Data records

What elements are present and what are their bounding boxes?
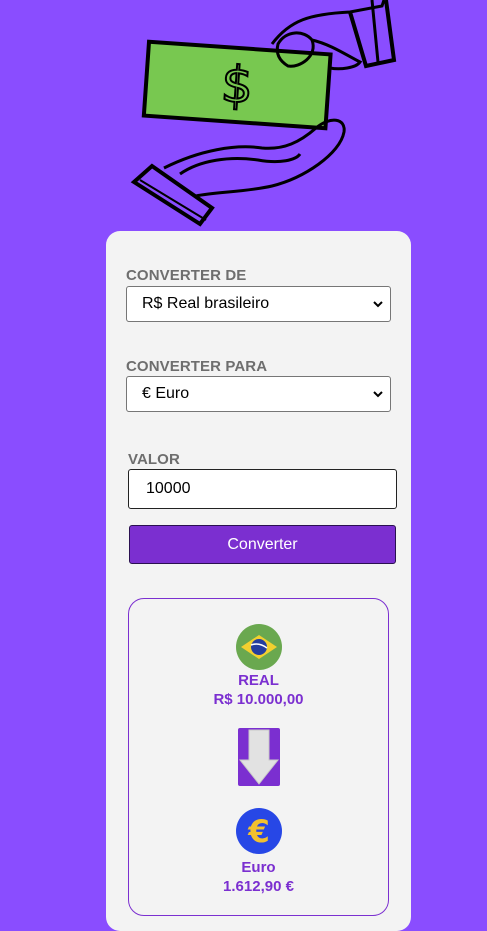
converter-card: CONVERTER DE R$ Real brasileiro CONVERTE… bbox=[106, 231, 411, 931]
brazil-flag-icon bbox=[236, 624, 282, 670]
chevron-down-icon bbox=[373, 301, 383, 308]
euro-icon: € bbox=[236, 808, 282, 854]
svg-text:$: $ bbox=[219, 55, 255, 115]
target-currency-amount: 1.612,90 € bbox=[223, 878, 294, 895]
to-label: CONVERTER PARA bbox=[126, 358, 268, 375]
hand-giving-money-icon: $ bbox=[130, 0, 397, 227]
chevron-down-icon bbox=[373, 391, 383, 398]
amount-input[interactable]: 10000 bbox=[128, 469, 397, 509]
target-currency-name: Euro bbox=[241, 859, 276, 876]
from-label: CONVERTER DE bbox=[126, 267, 247, 284]
from-currency-value: R$ Real brasileiro bbox=[142, 295, 270, 312]
to-currency-select[interactable]: € Euro bbox=[126, 376, 391, 412]
conversion-result: REAL R$ 10.000,00 € Euro 1.612,90 € bbox=[128, 598, 389, 916]
arrow-down-icon bbox=[238, 728, 280, 786]
convert-button[interactable]: Converter bbox=[129, 525, 396, 564]
amount-value: 10000 bbox=[146, 480, 191, 497]
from-currency-select[interactable]: R$ Real brasileiro bbox=[126, 286, 391, 322]
source-currency-amount: R$ 10.000,00 bbox=[213, 691, 304, 708]
amount-label: VALOR bbox=[128, 451, 180, 468]
svg-text:€: € bbox=[247, 814, 270, 850]
to-currency-value: € Euro bbox=[142, 385, 190, 402]
source-currency-name: REAL bbox=[238, 672, 279, 689]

Required work → Rewrite every line of the listing above as a numbered list, skipping blank lines and leaving out the picture.

Reply →
1. What elements are present and what are their bounding boxes?
2. converter-card: CONVERTER DE R$ Real brasileiro CONVERTE… bbox=[106, 231, 411, 931]
3. brazil-flag-icon bbox=[236, 624, 282, 670]
4. chevron-down-icon bbox=[373, 301, 383, 308]
5. euro-icon: € bbox=[236, 808, 282, 854]
6. svg-text:$: $ bbox=[219, 55, 255, 115]
7. target-currency-amount: 1.612,90 € bbox=[223, 878, 294, 895]
8. to-label: CONVERTER PARA bbox=[126, 358, 268, 375]
9. hand-giving-money-icon: $ bbox=[130, 0, 397, 227]
10. chevron-down-icon bbox=[373, 391, 383, 398]
11. amount-input[interactable]: 10000 bbox=[128, 469, 397, 509]
12. target-currency-name: Euro bbox=[241, 859, 276, 876]
13. from-label: CONVERTER DE bbox=[126, 267, 247, 284]
14. from-currency-value: R$ Real brasileiro bbox=[142, 295, 270, 312]
15. to-currency-select[interactable]: € Euro bbox=[126, 376, 391, 412]
16. conversion-result: REAL R$ 10.000,00 € Euro 1.612,90 € bbox=[128, 598, 389, 916]
17. arrow-down-icon bbox=[238, 728, 280, 786]
18. convert-button[interactable]: Converter bbox=[129, 525, 396, 564]
19. amount-value: 10000 bbox=[146, 480, 191, 497]
20. from-currency-select[interactable]: R$ Real brasileiro bbox=[126, 286, 391, 322]
21. source-currency-amount: R$ 10.000,00 bbox=[213, 691, 304, 708]
22. amount-label: VALOR bbox=[128, 451, 180, 468]
23. svg-text:€: € bbox=[247, 814, 270, 850]
24. to-currency-value: € Euro bbox=[142, 385, 190, 402]
25. source-currency-name: REAL bbox=[238, 672, 279, 689]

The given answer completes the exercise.